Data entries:
·····
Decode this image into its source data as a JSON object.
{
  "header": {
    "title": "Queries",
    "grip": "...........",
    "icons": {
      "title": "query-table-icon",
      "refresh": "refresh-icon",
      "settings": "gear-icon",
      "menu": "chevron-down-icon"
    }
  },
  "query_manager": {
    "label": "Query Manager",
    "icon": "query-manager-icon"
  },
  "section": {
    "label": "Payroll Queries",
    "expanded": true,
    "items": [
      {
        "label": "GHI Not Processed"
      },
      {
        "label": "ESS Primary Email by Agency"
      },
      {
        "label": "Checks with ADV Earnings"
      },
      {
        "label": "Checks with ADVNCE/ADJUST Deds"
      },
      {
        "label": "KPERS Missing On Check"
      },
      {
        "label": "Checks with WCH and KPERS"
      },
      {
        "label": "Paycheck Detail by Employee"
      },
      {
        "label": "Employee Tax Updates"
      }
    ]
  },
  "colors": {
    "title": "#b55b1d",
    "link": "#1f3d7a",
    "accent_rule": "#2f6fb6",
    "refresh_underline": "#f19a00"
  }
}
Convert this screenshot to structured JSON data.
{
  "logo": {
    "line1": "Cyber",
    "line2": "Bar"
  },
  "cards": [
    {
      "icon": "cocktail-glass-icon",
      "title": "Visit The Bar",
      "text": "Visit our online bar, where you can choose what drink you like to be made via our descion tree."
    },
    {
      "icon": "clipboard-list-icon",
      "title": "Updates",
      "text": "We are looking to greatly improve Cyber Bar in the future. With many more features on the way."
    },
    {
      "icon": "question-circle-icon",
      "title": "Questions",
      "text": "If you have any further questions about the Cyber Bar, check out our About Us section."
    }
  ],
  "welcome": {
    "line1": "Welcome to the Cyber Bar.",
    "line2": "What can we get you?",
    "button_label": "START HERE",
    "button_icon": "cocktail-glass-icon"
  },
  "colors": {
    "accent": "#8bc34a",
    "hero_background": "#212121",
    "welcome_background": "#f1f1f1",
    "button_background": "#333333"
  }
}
·····
Repeat each of the entries above precisely as given.

Decode this image into its source data as a JSON object.
{
  "header": {
    "title": "Queries",
    "grip": "...........",
    "icons": {
      "title": "query-table-icon",
      "refresh": "refresh-icon",
      "settings": "gear-icon",
      "menu": "chevron-down-icon"
    }
  },
  "query_manager": {
    "label": "Query Manager",
    "icon": "query-manager-icon"
  },
  "section": {
    "label": "Payroll Queries",
    "expanded": true,
    "items": [
      {
        "label": "GHI Not Processed"
      },
      {
        "label": "ESS Primary Email by Agency"
      },
      {
        "label": "Checks with ADV Earnings"
      },
      {
        "label": "Checks with ADVNCE/ADJUST Deds"
      },
      {
        "label": "KPERS Missing On Check"
      },
      {
        "label": "Checks with WCH and KPERS"
      },
      {
        "label": "Paycheck Detail by Employee"
      },
      {
        "label": "Employee Tax Updates"
      }
    ]
  },
  "colors": {
    "title": "#b55b1d",
    "link": "#1f3d7a",
    "accent_rule": "#2f6fb6",
    "refresh_underline": "#f19a00"
  }
}
Convert this screenshot to structured JSON data.
{
  "logo": {
    "line1": "Cyber",
    "line2": "Bar"
  },
  "cards": [
    {
      "icon": "cocktail-glass-icon",
      "title": "Visit The Bar",
      "text": "Visit our online bar, where you can choose what drink you like to be made via our descion tree."
    },
    {
      "icon": "clipboard-list-icon",
      "title": "Updates",
      "text": "We are looking to greatly improve Cyber Bar in the future. With many more features on the way."
    },
    {
      "icon": "question-circle-icon",
      "title": "Questions",
      "text": "If you have any further questions about the Cyber Bar, check out our About Us section."
    }
  ],
  "welcome": {
    "line1": "Welcome to the Cyber Bar.",
    "line2": "What can we get you?",
    "button_label": "START HERE",
    "button_icon": "cocktail-glass-icon"
  },
  "colors": {
    "accent": "#8bc34a",
    "hero_background": "#212121",
    "welcome_background": "#f1f1f1",
    "button_background": "#333333"
  }
}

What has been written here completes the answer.